Source records:
════════════════

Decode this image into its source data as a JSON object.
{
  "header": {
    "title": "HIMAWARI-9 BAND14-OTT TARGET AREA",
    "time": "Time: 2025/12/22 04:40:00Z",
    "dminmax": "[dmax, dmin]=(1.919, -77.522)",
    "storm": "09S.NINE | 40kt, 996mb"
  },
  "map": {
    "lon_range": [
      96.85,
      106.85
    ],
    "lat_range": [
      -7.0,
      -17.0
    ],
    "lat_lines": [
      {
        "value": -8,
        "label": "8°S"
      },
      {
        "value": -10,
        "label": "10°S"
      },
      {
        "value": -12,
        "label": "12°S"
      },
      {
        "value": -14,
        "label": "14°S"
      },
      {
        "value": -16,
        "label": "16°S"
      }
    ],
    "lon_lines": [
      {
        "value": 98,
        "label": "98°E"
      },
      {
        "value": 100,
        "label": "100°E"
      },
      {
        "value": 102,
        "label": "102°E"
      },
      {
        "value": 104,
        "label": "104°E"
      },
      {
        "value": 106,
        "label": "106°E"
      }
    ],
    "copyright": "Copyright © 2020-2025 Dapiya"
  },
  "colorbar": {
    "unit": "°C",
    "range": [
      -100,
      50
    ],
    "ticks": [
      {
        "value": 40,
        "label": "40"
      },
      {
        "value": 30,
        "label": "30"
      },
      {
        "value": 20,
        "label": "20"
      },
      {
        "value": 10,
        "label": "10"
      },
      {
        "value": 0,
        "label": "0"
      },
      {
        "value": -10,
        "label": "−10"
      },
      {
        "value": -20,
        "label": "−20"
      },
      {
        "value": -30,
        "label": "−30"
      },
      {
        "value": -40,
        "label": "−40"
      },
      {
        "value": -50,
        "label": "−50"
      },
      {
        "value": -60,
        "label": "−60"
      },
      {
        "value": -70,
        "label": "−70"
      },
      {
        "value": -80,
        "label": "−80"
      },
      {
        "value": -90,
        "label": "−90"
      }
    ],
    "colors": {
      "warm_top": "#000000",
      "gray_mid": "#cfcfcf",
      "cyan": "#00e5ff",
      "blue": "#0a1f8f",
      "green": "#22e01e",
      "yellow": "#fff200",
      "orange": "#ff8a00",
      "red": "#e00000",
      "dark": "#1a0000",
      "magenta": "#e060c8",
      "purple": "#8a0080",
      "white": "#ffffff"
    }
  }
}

════════════════

Take the lines above and print them exactly.

(Expected answer)
Decode this image into its source data as a JSON object.
{
  "header": {
    "title": "HIMAWARI-9 BAND14-OTT TARGET AREA",
    "time": "Time: 2025/12/22 04:40:00Z",
    "dminmax": "[dmax, dmin]=(1.919, -77.522)",
    "storm": "09S.NINE | 40kt, 996mb"
  },
  "map": {
    "lon_range": [
      96.85,
      106.85
    ],
    "lat_range": [
      -7.0,
      -17.0
    ],
    "lat_lines": [
      {
        "value": -8,
        "label": "8°S"
      },
      {
        "value": -10,
        "label": "10°S"
      },
      {
        "value": -12,
        "label": "12°S"
      },
      {
        "value": -14,
        "label": "14°S"
      },
      {
        "value": -16,
        "label": "16°S"
      }
    ],
    "lon_lines": [
      {
        "value": 98,
        "label": "98°E"
      },
      {
        "value": 100,
        "label": "100°E"
      },
      {
        "value": 102,
        "label": "102°E"
      },
      {
        "value": 104,
        "label": "104°E"
      },
      {
        "value": 106,
        "label": "106°E"
      }
    ],
    "copyright": "Copyright © 2020-2025 Dapiya"
  },
  "colorbar": {
    "unit": "°C",
    "range": [
      -100,
      50
    ],
    "ticks": [
      {
        "value": 40,
        "label": "40"
      },
      {
        "value": 30,
        "label": "30"
      },
      {
        "value": 20,
        "label": "20"
      },
      {
        "value": 10,
        "label": "10"
      },
      {
        "value": 0,
        "label": "0"
      },
      {
        "value": -10,
        "label": "−10"
      },
      {
        "value": -20,
        "label": "−20"
      },
      {
        "value": -30,
        "label": "−30"
      },
      {
        "value": -40,
        "label": "−40"
      },
      {
        "value": -50,
        "label": "−50"
      },
      {
        "value": -60,
        "label": "−60"
      },
      {
        "value": -70,
        "label": "−70"
      },
      {
        "value": -80,
        "label": "−80"
      },
      {
        "value": -90,
        "label": "−90"
      }
    ],
    "colors": {
      "warm_top": "#000000",
      "gray_mid": "#cfcfcf",
      "cyan": "#00e5ff",
      "blue": "#0a1f8f",
      "green": "#22e01e",
      "yellow": "#fff200",
      "orange": "#ff8a00",
      "red": "#e00000",
      "dark": "#1a0000",
      "magenta": "#e060c8",
      "purple": "#8a0080",
      "white": "#ffffff"
    }
  }
}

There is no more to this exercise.